* [Exercise details]:
Read the records below and copy each line that contains "label".

.....

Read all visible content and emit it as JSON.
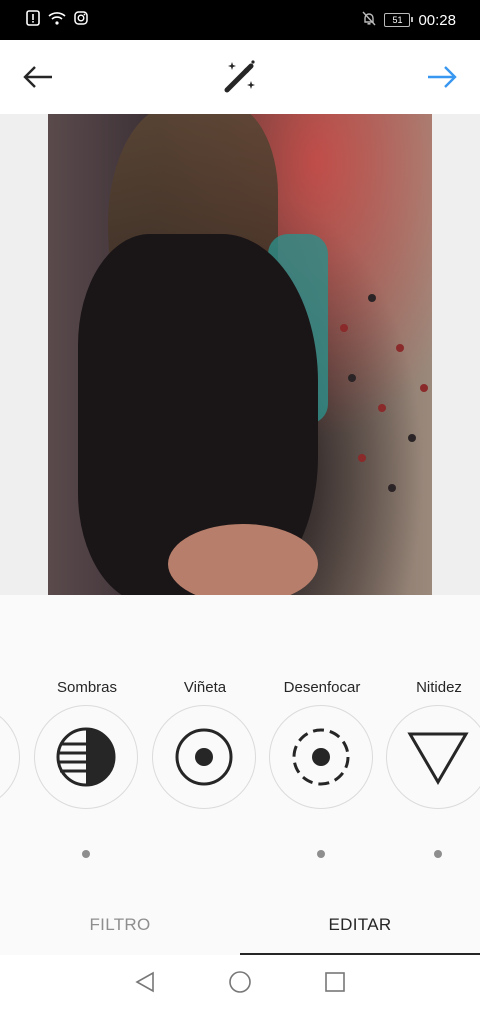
{
  "status_bar": {
    "time": "00:28",
    "battery": "51"
  },
  "app_bar": {
    "back_icon": "arrow-left-icon",
    "center_icon": "magic-wand-icon",
    "next_icon": "arrow-right-icon",
    "accent_color": "#3897f0"
  },
  "photo": {
    "description_icon": "photo-preview"
  },
  "tools": [
    {
      "label": "",
      "icon": "partial-tool-icon"
    },
    {
      "label": "Sombras",
      "icon": "shadows-icon"
    },
    {
      "label": "Viñeta",
      "icon": "vignette-icon"
    },
    {
      "label": "Desenfocar",
      "icon": "tilt-shift-icon"
    },
    {
      "label": "Nitidez",
      "icon": "sharpen-icon"
    }
  ],
  "tabs": {
    "filter": "FILTRO",
    "edit": "EDITAR",
    "selected": "EDITAR"
  },
  "nav": {
    "back": "nav-back-icon",
    "home": "nav-home-icon",
    "recents": "nav-recents-icon"
  }
}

.....

* [Expected output]:
      "label": "",
      "label": "Sombras",
      "label": "Viñeta",
      "label": "Desenfocar",
      "label": "Nitidez",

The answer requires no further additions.